*Instruction*: Show each line that has the string "cleanliness" in it.

-- Begin Exercise input --

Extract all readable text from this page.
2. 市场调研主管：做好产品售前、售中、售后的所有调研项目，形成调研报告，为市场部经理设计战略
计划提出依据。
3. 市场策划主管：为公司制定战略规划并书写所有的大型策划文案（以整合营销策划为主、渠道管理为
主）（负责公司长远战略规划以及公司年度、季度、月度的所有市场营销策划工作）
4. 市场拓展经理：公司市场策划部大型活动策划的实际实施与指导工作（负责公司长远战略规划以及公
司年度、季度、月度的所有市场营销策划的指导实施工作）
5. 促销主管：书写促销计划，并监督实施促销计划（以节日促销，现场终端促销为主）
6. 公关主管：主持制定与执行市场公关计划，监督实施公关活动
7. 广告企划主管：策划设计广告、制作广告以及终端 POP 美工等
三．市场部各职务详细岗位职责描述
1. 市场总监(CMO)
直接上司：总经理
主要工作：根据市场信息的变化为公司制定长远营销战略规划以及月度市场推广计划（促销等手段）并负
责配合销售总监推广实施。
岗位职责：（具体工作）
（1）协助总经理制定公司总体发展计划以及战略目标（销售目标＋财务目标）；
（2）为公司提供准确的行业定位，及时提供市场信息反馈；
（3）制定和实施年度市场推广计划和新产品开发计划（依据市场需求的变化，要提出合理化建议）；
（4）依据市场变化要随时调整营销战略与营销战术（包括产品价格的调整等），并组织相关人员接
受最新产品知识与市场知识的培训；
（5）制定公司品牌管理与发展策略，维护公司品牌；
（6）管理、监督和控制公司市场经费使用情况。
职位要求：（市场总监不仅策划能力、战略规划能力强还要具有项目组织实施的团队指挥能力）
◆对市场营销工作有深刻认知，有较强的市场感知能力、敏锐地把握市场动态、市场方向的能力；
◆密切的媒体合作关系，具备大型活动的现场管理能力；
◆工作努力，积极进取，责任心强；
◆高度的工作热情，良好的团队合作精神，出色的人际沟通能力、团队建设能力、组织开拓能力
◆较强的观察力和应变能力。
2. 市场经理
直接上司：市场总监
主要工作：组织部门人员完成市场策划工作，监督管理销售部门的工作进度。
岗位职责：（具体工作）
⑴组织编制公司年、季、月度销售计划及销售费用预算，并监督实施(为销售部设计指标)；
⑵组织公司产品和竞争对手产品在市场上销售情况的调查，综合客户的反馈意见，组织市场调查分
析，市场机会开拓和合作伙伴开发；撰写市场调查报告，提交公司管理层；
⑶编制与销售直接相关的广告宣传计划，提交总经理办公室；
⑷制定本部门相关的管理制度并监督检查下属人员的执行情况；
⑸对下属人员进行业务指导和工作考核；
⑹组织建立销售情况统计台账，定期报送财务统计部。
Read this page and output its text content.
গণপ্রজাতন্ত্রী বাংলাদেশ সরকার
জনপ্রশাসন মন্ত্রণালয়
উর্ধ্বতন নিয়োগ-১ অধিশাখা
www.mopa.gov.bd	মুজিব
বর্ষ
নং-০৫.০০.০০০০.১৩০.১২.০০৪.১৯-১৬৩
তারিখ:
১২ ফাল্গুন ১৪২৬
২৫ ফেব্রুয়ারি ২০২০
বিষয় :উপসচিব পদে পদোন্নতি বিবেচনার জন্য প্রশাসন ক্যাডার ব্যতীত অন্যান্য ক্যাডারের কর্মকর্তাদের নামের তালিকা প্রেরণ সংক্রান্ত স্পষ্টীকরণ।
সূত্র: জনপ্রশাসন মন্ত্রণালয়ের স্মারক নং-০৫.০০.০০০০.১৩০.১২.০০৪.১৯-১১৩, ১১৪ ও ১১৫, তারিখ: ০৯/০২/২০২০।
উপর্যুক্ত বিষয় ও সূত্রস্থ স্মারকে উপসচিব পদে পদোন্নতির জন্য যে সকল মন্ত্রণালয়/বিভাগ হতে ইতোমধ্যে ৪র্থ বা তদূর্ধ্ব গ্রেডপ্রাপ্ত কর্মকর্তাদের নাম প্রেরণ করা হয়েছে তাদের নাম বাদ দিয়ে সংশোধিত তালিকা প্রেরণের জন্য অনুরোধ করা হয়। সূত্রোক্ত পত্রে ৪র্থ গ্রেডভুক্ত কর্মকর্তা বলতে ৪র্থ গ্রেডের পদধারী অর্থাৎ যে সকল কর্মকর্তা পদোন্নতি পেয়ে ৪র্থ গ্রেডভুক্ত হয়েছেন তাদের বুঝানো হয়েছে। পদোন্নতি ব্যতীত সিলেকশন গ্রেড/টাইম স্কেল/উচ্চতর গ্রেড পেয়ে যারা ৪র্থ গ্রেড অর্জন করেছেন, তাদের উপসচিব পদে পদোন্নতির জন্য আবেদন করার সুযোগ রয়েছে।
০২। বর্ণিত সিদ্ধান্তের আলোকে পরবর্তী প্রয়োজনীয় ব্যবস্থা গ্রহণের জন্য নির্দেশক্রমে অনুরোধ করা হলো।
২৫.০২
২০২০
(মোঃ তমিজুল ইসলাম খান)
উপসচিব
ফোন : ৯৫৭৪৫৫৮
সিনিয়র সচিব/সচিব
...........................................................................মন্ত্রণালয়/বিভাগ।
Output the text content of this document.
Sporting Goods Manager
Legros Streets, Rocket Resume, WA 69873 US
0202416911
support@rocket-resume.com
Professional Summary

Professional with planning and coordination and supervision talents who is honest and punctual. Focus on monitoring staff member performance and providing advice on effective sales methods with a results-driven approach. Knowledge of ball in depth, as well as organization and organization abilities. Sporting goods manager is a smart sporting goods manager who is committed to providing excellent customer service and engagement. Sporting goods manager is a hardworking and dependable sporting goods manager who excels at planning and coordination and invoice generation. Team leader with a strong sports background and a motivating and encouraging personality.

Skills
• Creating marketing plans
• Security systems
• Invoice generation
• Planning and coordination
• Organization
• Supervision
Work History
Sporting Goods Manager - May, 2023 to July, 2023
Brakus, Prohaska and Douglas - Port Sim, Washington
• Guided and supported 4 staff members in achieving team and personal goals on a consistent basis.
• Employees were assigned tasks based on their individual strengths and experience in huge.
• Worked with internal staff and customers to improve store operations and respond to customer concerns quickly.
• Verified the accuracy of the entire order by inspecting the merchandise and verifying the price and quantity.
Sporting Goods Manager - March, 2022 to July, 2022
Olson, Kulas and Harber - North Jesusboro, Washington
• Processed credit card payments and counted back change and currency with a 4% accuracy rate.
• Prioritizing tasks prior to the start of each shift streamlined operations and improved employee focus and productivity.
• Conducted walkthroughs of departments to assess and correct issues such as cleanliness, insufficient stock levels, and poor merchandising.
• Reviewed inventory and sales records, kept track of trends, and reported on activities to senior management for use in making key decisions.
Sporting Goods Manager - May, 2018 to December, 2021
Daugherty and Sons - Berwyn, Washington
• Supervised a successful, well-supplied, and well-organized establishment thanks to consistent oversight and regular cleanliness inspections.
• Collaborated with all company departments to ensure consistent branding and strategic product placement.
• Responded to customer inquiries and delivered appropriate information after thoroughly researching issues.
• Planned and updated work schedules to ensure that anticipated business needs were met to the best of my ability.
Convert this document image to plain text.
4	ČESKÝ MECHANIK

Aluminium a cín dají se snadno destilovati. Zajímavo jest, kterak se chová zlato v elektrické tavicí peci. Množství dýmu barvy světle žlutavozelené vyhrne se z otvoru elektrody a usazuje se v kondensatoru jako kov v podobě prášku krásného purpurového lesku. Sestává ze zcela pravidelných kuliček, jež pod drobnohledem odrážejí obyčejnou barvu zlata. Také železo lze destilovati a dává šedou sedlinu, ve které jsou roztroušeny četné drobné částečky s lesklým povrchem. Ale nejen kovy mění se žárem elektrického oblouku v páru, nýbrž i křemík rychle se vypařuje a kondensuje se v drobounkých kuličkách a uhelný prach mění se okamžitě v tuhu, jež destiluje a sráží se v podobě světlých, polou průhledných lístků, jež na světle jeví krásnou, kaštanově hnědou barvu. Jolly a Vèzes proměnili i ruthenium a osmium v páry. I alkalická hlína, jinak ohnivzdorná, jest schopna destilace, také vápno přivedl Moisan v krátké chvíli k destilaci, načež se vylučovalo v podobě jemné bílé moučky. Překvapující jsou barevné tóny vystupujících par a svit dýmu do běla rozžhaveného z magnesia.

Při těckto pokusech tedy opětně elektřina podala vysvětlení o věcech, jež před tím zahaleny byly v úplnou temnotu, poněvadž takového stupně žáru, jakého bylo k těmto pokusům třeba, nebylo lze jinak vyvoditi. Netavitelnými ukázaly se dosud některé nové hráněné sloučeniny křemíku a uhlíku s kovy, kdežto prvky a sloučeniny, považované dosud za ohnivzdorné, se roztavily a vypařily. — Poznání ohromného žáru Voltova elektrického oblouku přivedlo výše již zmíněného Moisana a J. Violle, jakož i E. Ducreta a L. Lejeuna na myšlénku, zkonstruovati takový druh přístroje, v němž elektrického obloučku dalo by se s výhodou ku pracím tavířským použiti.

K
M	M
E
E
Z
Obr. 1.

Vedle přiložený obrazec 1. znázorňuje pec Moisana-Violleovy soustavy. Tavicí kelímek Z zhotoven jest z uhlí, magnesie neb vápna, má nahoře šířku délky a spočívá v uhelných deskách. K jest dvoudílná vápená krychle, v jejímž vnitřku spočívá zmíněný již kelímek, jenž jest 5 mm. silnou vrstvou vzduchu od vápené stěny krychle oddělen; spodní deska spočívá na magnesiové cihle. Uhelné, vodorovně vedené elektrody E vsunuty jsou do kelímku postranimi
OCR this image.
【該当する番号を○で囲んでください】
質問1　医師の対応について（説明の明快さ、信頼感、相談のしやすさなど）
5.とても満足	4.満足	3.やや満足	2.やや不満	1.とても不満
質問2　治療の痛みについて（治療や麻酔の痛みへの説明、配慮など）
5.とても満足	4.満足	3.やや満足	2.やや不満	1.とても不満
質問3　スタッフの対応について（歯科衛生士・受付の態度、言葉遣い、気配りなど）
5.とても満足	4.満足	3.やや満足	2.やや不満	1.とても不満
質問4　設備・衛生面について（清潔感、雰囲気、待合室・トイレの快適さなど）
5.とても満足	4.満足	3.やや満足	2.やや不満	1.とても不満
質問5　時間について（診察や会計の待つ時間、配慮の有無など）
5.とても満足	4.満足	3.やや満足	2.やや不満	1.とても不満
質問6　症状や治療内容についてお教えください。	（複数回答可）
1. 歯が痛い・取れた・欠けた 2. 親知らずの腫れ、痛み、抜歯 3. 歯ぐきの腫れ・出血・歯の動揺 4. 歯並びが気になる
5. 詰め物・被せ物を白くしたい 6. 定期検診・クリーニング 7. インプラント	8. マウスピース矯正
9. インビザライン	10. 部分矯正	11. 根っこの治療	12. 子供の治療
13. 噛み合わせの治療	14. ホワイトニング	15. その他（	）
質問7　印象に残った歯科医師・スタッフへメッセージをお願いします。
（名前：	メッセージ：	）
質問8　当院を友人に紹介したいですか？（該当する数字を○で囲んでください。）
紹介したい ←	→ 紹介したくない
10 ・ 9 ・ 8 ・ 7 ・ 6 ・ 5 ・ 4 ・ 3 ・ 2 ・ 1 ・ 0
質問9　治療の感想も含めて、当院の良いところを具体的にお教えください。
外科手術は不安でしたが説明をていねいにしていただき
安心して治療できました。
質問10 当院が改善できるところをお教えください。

-- End Exercise input --

*Exercise answer*:
• Conducted walkthroughs of departments to assess and correct issues such as cleanliness, insufficient stock levels, and poor merchandising.
• Supervised a successful, well-supplied, and well-organized establishment thanks to consistent oversight and regular cleanliness inspections.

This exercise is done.